**RECORDS FOR PROCESSING**
—————

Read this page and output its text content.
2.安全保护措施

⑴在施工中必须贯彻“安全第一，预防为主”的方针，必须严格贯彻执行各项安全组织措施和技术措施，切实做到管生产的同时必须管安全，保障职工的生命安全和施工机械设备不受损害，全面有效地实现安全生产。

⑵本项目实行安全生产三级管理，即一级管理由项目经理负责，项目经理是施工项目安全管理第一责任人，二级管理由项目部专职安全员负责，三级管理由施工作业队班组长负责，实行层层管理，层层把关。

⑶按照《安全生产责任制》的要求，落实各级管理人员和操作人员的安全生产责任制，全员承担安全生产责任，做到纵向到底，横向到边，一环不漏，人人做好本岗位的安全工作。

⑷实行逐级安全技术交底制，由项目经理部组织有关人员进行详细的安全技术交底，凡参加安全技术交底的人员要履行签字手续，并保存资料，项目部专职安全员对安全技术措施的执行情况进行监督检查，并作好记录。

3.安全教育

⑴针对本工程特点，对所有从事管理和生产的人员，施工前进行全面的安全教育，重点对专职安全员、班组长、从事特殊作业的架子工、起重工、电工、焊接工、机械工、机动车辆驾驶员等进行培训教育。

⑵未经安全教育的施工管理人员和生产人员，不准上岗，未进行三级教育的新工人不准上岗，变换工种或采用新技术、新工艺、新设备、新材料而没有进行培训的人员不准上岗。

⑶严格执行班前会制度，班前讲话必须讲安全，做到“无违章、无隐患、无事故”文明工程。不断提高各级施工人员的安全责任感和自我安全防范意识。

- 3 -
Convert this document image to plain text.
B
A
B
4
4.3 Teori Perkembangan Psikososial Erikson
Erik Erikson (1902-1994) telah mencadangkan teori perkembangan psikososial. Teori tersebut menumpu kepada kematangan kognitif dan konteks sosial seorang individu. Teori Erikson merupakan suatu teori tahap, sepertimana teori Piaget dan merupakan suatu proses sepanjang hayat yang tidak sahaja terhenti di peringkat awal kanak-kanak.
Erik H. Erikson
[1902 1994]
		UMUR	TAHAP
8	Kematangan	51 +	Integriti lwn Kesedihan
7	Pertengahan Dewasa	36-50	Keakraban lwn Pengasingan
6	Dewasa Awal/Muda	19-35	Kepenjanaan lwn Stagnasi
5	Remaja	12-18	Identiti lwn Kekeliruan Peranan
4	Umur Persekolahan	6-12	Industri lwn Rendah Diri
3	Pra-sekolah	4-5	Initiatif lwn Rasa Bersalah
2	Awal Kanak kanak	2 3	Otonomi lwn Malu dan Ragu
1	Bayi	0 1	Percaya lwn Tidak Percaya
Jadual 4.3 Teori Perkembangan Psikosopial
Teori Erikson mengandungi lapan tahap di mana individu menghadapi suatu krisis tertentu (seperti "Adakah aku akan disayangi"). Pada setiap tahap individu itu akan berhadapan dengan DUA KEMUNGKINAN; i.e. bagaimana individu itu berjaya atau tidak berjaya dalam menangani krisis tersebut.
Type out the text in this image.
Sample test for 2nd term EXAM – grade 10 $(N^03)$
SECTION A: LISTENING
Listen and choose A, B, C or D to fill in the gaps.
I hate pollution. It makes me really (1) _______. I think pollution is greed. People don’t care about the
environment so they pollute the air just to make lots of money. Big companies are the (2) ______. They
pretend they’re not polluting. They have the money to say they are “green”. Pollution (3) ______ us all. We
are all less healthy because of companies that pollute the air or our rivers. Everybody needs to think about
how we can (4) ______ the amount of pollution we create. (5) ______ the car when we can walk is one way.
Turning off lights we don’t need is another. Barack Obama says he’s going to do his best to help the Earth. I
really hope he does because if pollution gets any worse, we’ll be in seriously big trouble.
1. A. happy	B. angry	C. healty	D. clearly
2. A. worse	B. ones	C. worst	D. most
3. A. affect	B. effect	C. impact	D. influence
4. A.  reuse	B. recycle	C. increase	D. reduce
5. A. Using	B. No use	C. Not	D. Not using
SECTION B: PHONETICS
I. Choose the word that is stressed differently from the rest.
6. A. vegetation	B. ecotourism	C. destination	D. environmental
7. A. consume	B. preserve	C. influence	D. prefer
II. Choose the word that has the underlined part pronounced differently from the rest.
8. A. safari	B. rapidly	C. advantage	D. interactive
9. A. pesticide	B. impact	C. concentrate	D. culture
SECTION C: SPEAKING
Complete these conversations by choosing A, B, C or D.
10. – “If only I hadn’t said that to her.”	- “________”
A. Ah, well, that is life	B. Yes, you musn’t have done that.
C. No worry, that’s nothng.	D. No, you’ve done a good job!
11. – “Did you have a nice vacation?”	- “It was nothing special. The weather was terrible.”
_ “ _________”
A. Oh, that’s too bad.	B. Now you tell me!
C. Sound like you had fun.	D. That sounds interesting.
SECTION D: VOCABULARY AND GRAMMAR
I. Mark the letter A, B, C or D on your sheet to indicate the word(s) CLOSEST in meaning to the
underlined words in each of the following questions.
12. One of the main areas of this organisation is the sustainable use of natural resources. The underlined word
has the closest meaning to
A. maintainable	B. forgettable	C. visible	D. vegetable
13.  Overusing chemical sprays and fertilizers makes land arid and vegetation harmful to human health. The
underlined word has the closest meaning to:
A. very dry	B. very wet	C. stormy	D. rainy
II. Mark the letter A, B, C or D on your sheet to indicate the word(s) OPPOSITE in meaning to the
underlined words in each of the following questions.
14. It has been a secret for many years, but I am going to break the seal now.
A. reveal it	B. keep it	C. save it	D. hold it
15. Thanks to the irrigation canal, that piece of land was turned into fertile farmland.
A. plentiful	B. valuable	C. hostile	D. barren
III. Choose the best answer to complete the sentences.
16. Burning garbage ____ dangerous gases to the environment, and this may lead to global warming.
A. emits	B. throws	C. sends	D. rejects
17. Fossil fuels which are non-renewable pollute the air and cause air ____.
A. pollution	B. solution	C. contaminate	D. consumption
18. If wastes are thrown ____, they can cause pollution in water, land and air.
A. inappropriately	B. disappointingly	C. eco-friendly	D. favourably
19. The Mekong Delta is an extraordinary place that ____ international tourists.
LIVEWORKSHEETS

—————

**GIVEN TASK**
Scan the records for the string "best". Copy each line in which it appears.

**TASK RESULT**
Turning off lights we don’t need is another. Barack Obama says he’s going to do his best to help the Earth. I
III. Choose the best answer to complete the sentences.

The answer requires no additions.